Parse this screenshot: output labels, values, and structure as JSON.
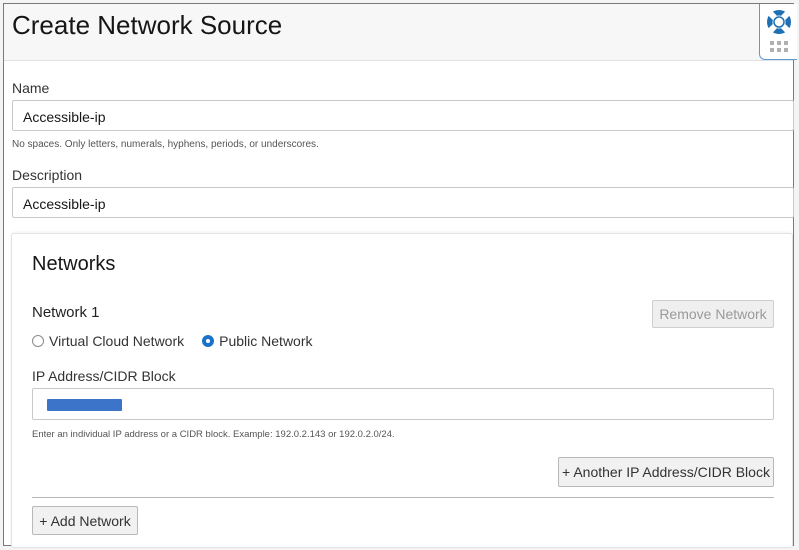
{
  "page": {
    "title": "Create Network Source"
  },
  "help": {
    "icon": "lifebuoy-icon",
    "grid_icon": "grid-dots-icon",
    "accent": "#1f6fb5"
  },
  "form": {
    "name": {
      "label": "Name",
      "value": "Accessible-ip",
      "hint": "No spaces. Only letters, numerals, hyphens, periods, or underscores."
    },
    "description": {
      "label": "Description",
      "value": "Accessible-ip"
    }
  },
  "networks": {
    "title": "Networks",
    "items": [
      {
        "title": "Network 1",
        "remove_label": "Remove Network",
        "types": [
          {
            "label": "Virtual Cloud Network",
            "selected": false
          },
          {
            "label": "Public Network",
            "selected": true
          }
        ],
        "ip_label": "IP Address/CIDR Block",
        "ip_value_redacted": true,
        "ip_hint": "Enter an individual IP address or a CIDR block. Example: 192.0.2.143 or 192.0.2.0/24.",
        "add_ip_label": "+ Another IP Address/CIDR Block"
      }
    ],
    "add_network_label": "+ Add Network"
  },
  "colors": {
    "radio_selected": "#1a73c8",
    "redaction": "#3b74c9"
  }
}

-- Aim of the exercise --
Your answer should be one number: the count of lines in the data above that include the word "Accessible".

-- Problem solution --
2